OBJECTIVE » Copy out the material below line for line without changing anything, and leave the pictures out.
------ RECORDS FOR THIS TASK
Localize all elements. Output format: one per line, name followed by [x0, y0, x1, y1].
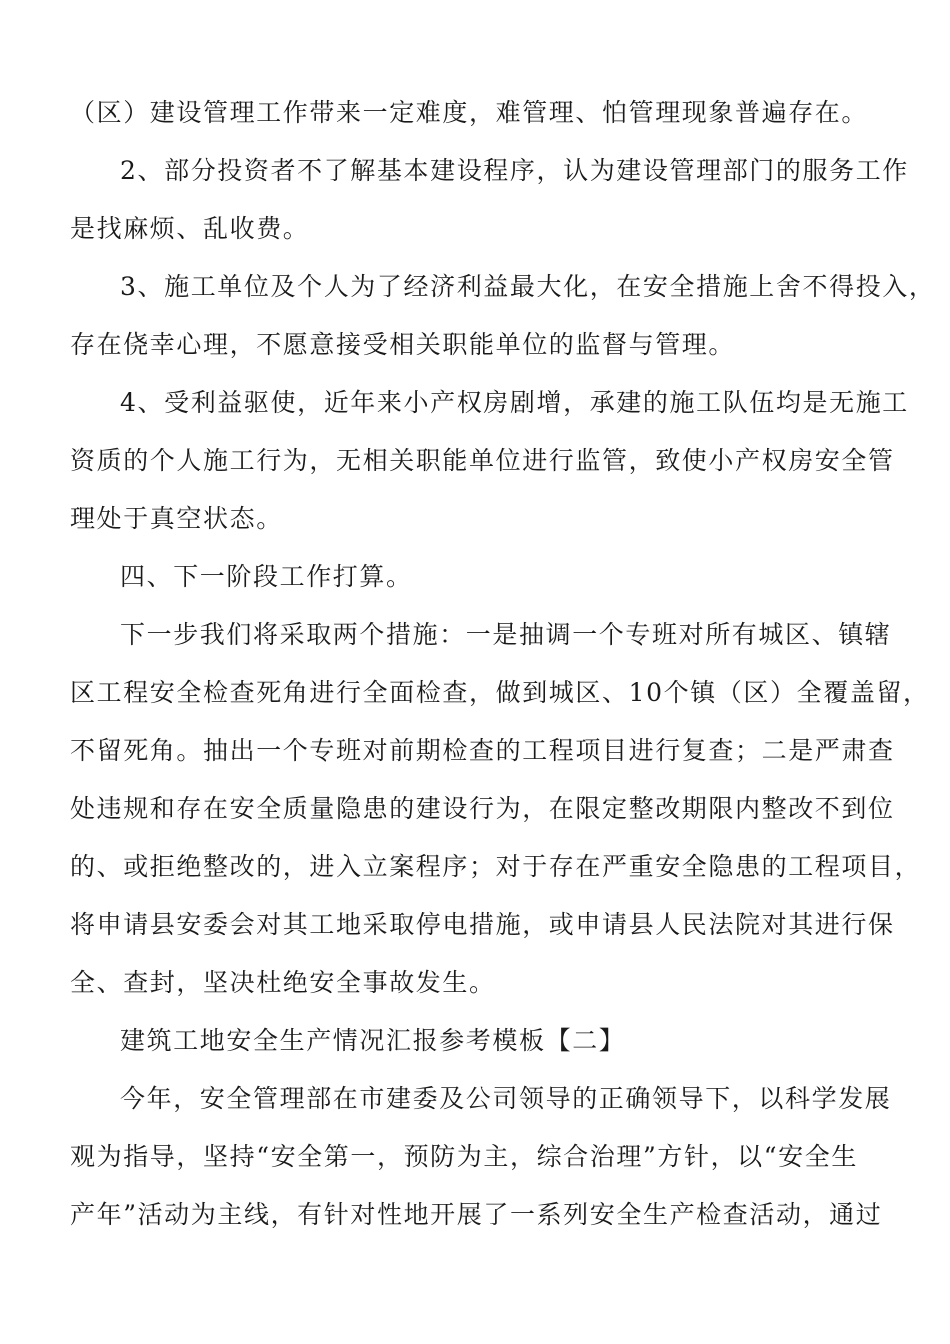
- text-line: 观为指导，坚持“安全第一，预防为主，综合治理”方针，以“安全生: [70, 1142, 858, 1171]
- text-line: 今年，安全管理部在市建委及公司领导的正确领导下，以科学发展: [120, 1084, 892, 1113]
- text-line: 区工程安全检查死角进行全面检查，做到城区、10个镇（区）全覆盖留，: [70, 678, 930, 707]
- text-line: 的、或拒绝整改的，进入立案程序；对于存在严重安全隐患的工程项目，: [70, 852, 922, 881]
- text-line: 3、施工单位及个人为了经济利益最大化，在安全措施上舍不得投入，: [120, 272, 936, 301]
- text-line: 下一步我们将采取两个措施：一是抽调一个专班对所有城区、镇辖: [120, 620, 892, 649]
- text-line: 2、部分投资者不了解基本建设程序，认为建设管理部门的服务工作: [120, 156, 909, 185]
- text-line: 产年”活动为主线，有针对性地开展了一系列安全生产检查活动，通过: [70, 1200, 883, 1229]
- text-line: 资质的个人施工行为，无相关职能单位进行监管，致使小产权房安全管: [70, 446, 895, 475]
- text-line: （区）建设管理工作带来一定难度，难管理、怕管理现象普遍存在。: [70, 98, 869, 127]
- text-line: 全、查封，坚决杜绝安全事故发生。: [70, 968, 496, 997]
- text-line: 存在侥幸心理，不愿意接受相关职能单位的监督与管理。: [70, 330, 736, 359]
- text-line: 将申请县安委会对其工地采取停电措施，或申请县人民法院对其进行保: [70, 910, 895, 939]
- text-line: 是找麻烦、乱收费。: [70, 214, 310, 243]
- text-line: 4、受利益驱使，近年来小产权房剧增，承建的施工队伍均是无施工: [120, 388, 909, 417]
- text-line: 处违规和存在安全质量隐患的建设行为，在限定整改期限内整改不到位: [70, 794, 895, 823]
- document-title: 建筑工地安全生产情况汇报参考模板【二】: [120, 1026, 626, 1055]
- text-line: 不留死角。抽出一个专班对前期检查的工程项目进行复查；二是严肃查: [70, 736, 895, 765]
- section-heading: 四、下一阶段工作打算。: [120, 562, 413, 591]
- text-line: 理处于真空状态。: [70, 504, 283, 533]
------------
THE RESPONSE »
Localize all elements. Output format: one per line, name followed by [x0, y0, x1, y1].
- text-line: 观为指导，坚持“安全第一，预防为主，综合治理”方针，以“安全生: [70, 1142, 858, 1171]
- text-line: 今年，安全管理部在市建委及公司领导的正确领导下，以科学发展: [120, 1084, 892, 1113]
- text-line: 区工程安全检查死角进行全面检查，做到城区、10个镇（区）全覆盖留，: [70, 678, 930, 707]
- text-line: 的、或拒绝整改的，进入立案程序；对于存在严重安全隐患的工程项目，: [70, 852, 922, 881]
- text-line: 3、施工单位及个人为了经济利益最大化，在安全措施上舍不得投入，: [120, 272, 936, 301]
- text-line: 下一步我们将采取两个措施：一是抽调一个专班对所有城区、镇辖: [120, 620, 892, 649]
- text-line: 2、部分投资者不了解基本建设程序，认为建设管理部门的服务工作: [120, 156, 909, 185]
- text-line: 产年”活动为主线，有针对性地开展了一系列安全生产检查活动，通过: [70, 1200, 883, 1229]
- text-line: 资质的个人施工行为，无相关职能单位进行监管，致使小产权房安全管: [70, 446, 895, 475]
- text-line: （区）建设管理工作带来一定难度，难管理、怕管理现象普遍存在。: [70, 98, 869, 127]
- text-line: 全、查封，坚决杜绝安全事故发生。: [70, 968, 496, 997]
- text-line: 存在侥幸心理，不愿意接受相关职能单位的监督与管理。: [70, 330, 736, 359]
- text-line: 将申请县安委会对其工地采取停电措施，或申请县人民法院对其进行保: [70, 910, 895, 939]
- text-line: 是找麻烦、乱收费。: [70, 214, 310, 243]
- text-line: 4、受利益驱使，近年来小产权房剧增，承建的施工队伍均是无施工: [120, 388, 909, 417]
- text-line: 处违规和存在安全质量隐患的建设行为，在限定整改期限内整改不到位: [70, 794, 895, 823]
- document-title: 建筑工地安全生产情况汇报参考模板【二】: [120, 1026, 626, 1055]
- text-line: 不留死角。抽出一个专班对前期检查的工程项目进行复查；二是严肃查: [70, 736, 895, 765]
- section-heading: 四、下一阶段工作打算。: [120, 562, 413, 591]
- text-line: 理处于真空状态。: [70, 504, 283, 533]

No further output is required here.